--- START ---

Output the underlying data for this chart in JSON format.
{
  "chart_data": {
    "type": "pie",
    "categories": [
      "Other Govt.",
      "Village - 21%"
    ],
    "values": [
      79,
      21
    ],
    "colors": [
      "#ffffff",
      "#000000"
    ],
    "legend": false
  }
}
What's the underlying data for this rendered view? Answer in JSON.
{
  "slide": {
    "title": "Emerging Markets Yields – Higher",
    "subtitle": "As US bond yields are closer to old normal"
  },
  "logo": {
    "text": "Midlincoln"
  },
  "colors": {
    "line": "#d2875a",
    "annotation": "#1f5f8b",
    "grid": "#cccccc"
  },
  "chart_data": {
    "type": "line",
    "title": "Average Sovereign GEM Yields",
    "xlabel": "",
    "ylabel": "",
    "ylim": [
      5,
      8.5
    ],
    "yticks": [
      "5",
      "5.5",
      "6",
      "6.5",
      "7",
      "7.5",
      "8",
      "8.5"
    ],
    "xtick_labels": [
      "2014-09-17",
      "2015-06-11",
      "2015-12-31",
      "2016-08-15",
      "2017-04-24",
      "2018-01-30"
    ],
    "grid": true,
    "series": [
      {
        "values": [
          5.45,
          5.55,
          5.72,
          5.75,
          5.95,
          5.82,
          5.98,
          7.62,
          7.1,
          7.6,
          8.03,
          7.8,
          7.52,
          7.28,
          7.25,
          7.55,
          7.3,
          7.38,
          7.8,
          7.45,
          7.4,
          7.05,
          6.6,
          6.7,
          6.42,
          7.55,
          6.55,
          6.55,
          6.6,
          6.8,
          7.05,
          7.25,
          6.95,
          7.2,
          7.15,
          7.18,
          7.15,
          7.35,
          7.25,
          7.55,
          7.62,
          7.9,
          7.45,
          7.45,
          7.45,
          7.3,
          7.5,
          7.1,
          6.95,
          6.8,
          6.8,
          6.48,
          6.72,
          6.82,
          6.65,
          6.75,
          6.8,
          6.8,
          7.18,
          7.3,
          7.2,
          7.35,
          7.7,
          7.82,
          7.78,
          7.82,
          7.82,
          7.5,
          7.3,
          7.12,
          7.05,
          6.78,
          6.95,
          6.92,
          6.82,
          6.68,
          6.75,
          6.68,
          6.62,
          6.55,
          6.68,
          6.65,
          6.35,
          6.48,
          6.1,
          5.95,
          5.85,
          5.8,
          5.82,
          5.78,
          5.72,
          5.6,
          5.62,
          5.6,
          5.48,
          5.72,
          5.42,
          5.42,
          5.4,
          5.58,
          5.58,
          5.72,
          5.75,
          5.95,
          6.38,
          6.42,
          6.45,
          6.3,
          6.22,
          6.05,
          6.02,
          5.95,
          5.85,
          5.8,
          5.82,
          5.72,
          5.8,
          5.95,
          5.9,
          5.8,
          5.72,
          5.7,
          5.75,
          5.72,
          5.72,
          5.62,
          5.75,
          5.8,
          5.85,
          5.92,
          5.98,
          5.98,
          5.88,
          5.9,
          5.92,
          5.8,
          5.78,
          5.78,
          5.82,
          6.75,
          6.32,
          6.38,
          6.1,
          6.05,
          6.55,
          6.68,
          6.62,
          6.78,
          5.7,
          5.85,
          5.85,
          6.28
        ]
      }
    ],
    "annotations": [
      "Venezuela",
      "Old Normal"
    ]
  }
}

--- END ---

§ Work to be completed
All of the data shown above must be copied exactly.

§ Written reply
Output the underlying data for this chart in JSON format.
{
  "chart_data": {
    "type": "pie",
    "categories": [
      "Other Govt.",
      "Village - 21%"
    ],
    "values": [
      79,
      21
    ],
    "colors": [
      "#ffffff",
      "#000000"
    ],
    "legend": false
  }
}
What's the underlying data for this rendered view? Answer in JSON.
{
  "slide": {
    "title": "Emerging Markets Yields – Higher",
    "subtitle": "As US bond yields are closer to old normal"
  },
  "logo": {
    "text": "Midlincoln"
  },
  "colors": {
    "line": "#d2875a",
    "annotation": "#1f5f8b",
    "grid": "#cccccc"
  },
  "chart_data": {
    "type": "line",
    "title": "Average Sovereign GEM Yields",
    "xlabel": "",
    "ylabel": "",
    "ylim": [
      5,
      8.5
    ],
    "yticks": [
      "5",
      "5.5",
      "6",
      "6.5",
      "7",
      "7.5",
      "8",
      "8.5"
    ],
    "xtick_labels": [
      "2014-09-17",
      "2015-06-11",
      "2015-12-31",
      "2016-08-15",
      "2017-04-24",
      "2018-01-30"
    ],
    "grid": true,
    "series": [
      {
        "values": [
          5.45,
          5.55,
          5.72,
          5.75,
          5.95,
          5.82,
          5.98,
          7.62,
          7.1,
          7.6,
          8.03,
          7.8,
          7.52,
          7.28,
          7.25,
          7.55,
          7.3,
          7.38,
          7.8,
          7.45,
          7.4,
          7.05,
          6.6,
          6.7,
          6.42,
          7.55,
          6.55,
          6.55,
          6.6,
          6.8,
          7.05,
          7.25,
          6.95,
          7.2,
          7.15,
          7.18,
          7.15,
          7.35,
          7.25,
          7.55,
          7.62,
          7.9,
          7.45,
          7.45,
          7.45,
          7.3,
          7.5,
          7.1,
          6.95,
          6.8,
          6.8,
          6.48,
          6.72,
          6.82,
          6.65,
          6.75,
          6.8,
          6.8,
          7.18,
          7.3,
          7.2,
          7.35,
          7.7,
          7.82,
          7.78,
          7.82,
          7.82,
          7.5,
          7.3,
          7.12,
          7.05,
          6.78,
          6.95,
          6.92,
          6.82,
          6.68,
          6.75,
          6.68,
          6.62,
          6.55,
          6.68,
          6.65,
          6.35,
          6.48,
          6.1,
          5.95,
          5.85,
          5.8,
          5.82,
          5.78,
          5.72,
          5.6,
          5.62,
          5.6,
          5.48,
          5.72,
          5.42,
          5.42,
          5.4,
          5.58,
          5.58,
          5.72,
          5.75,
          5.95,
          6.38,
          6.42,
          6.45,
          6.3,
          6.22,
          6.05,
          6.02,
          5.95,
          5.85,
          5.8,
          5.82,
          5.72,
          5.8,
          5.95,
          5.9,
          5.8,
          5.72,
          5.7,
          5.75,
          5.72,
          5.72,
          5.62,
          5.75,
          5.8,
          5.85,
          5.92,
          5.98,
          5.98,
          5.88,
          5.9,
          5.92,
          5.8,
          5.78,
          5.78,
          5.82,
          6.75,
          6.32,
          6.38,
          6.1,
          6.05,
          6.55,
          6.68,
          6.62,
          6.78,
          5.7,
          5.85,
          5.85,
          6.28
        ]
      }
    ],
    "annotations": [
      "Venezuela",
      "Old Normal"
    ]
  }
}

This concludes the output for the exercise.